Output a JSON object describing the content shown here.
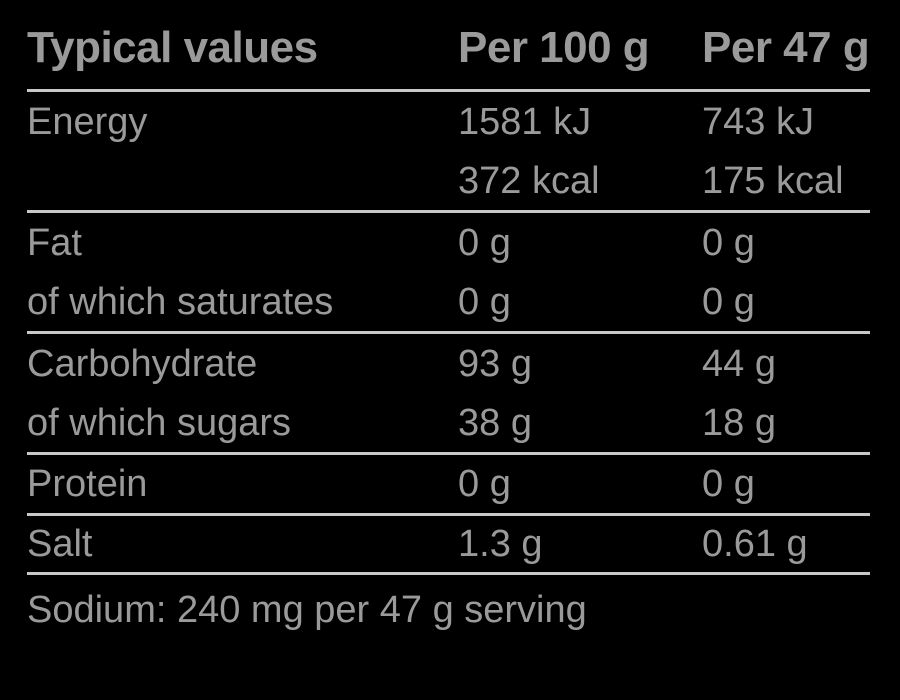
{
  "page": {
    "background_color": "#000000",
    "text_color": "#9a9a9a",
    "rule_color": "#c8c8c8"
  },
  "nutrition_table": {
    "header": {
      "label": "Typical values",
      "per_100g": "Per 100 g",
      "per_47g": "Per 47 g"
    },
    "rows": [
      {
        "label": "Energy",
        "per100": "1581 kJ",
        "per47": "743 kJ"
      },
      {
        "label": "",
        "per100": "372 kcal",
        "per47": "175 kcal"
      },
      {
        "label": "Fat",
        "per100": "0 g",
        "per47": "0 g"
      },
      {
        "label": "of which saturates",
        "per100": "0 g",
        "per47": "0 g"
      },
      {
        "label": "Carbohydrate",
        "per100": "93 g",
        "per47": "44 g"
      },
      {
        "label": "of which sugars",
        "per100": "38 g",
        "per47": "18 g"
      },
      {
        "label": "Protein",
        "per100": "0 g",
        "per47": "0 g"
      },
      {
        "label": "Salt",
        "per100": "1.3 g",
        "per47": "0.61 g"
      }
    ],
    "footnote": "Sodium: 240 mg per 47 g serving"
  }
}
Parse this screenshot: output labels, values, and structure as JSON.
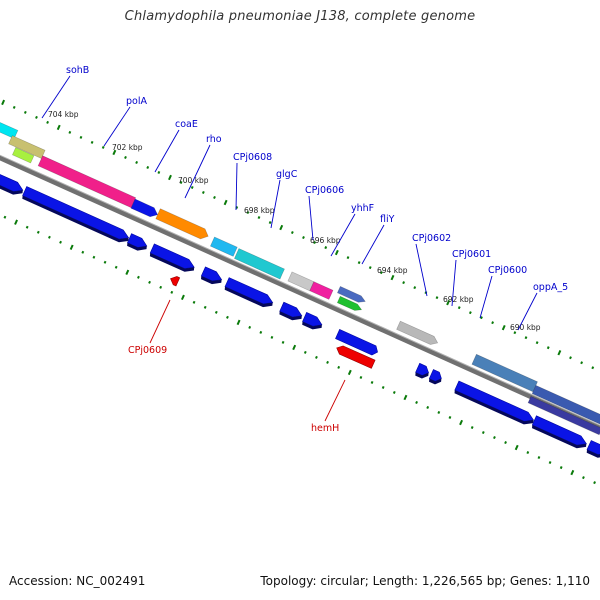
{
  "title": "Chlamydophila pneumoniae J138, complete genome",
  "footer": {
    "accession": "Accession: NC_002491",
    "info": "Topology: circular; Length: 1,226,565 bp; Genes: 1,110"
  },
  "colors": {
    "forward_label": "#0000cc",
    "reverse_label": "#cc0000",
    "cds_blue": "#0a14e6",
    "tick_green": "#0a7a0a",
    "backbone": "#808080"
  },
  "kbp_labels": [
    "704 kbp",
    "702 kbp",
    "700 kbp",
    "698 kbp",
    "696 kbp",
    "694 kbp",
    "692 kbp",
    "690 kbp"
  ],
  "forward_genes": [
    "sohB",
    "polA",
    "coaE",
    "rho",
    "CPj0608",
    "glgC",
    "CPj0606",
    "yhhF",
    "fliY",
    "CPj0602",
    "CPj0601",
    "CPj0600",
    "oppA_5"
  ],
  "reverse_genes": [
    "CPj0609",
    "hemH"
  ]
}
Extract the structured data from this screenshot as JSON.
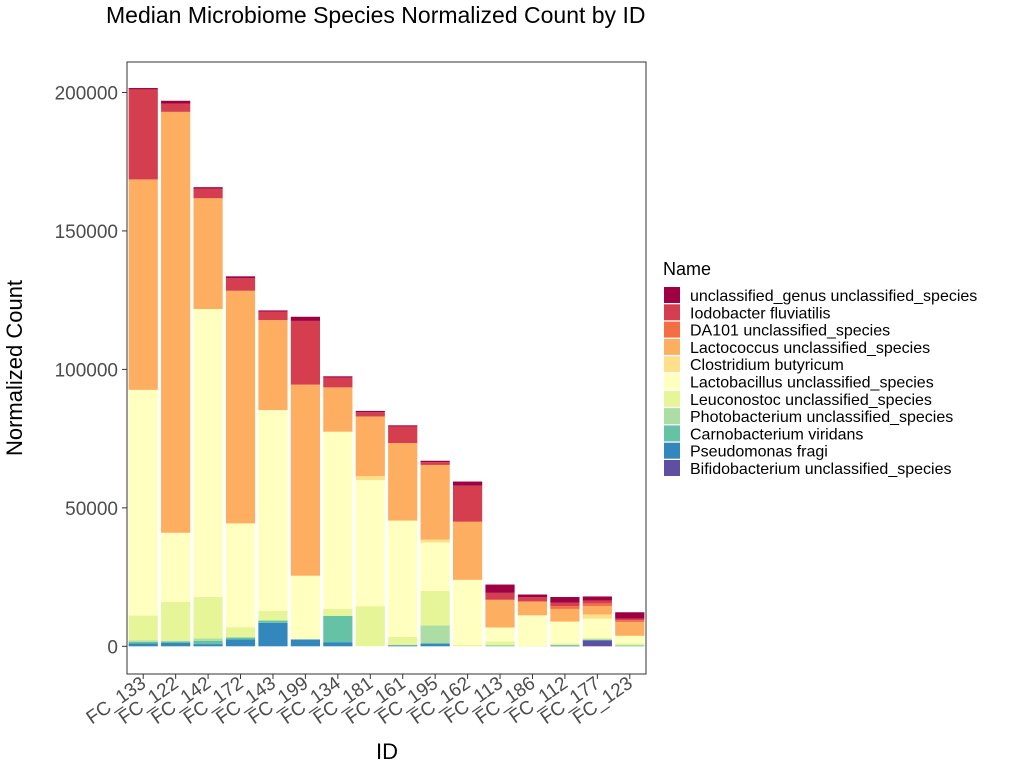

- What the task requires
Produce the full material again verbatim, with the pictures dropped.

- Result of the task
Output a JSON object describing the content shown here.
{
  "page": {
    "background_color": "#000000",
    "text_color": "#9a9a9a",
    "rule_color": "#c8c8c8"
  },
  "nutrition_table": {
    "header": {
      "label": "Typical values",
      "per_100g": "Per 100 g",
      "per_47g": "Per 47 g"
    },
    "rows": [
      {
        "label": "Energy",
        "per100": "1581 kJ",
        "per47": "743 kJ"
      },
      {
        "label": "",
        "per100": "372 kcal",
        "per47": "175 kcal"
      },
      {
        "label": "Fat",
        "per100": "0 g",
        "per47": "0 g"
      },
      {
        "label": "of which saturates",
        "per100": "0 g",
        "per47": "0 g"
      },
      {
        "label": "Carbohydrate",
        "per100": "93 g",
        "per47": "44 g"
      },
      {
        "label": "of which sugars",
        "per100": "38 g",
        "per47": "18 g"
      },
      {
        "label": "Protein",
        "per100": "0 g",
        "per47": "0 g"
      },
      {
        "label": "Salt",
        "per100": "1.3 g",
        "per47": "0.61 g"
      }
    ],
    "footnote": "Sodium: 240 mg per 47 g serving"
  }
}
Parse this screenshot: output labels, values, and structure as JSON.
{
  "title": "Chlamydophila pneumoniae J138, complete genome",
  "footer": {
    "accession": "Accession: NC_002491",
    "info": "Topology: circular; Length: 1,226,565 bp; Genes: 1,110"
  },
  "colors": {
    "forward_label": "#0000cc",
    "reverse_label": "#cc0000",
    "cds_blue": "#0a14e6",
    "tick_green": "#0a7a0a",
    "backbone": "#808080"
  },
  "kbp_labels": [
    "704 kbp",
    "702 kbp",
    "700 kbp",
    "698 kbp",
    "696 kbp",
    "694 kbp",
    "692 kbp",
    "690 kbp"
  ],
  "forward_genes": [
    "sohB",
    "polA",
    "coaE",
    "rho",
    "CPj0608",
    "glgC",
    "CPj0606",
    "yhhF",
    "fliY",
    "CPj0602",
    "CPj0601",
    "CPj0600",
    "oppA_5"
  ],
  "reverse_genes": [
    "CPj0609",
    "hemH"
  ]
}
Extract the structured data from this screenshot as JSON.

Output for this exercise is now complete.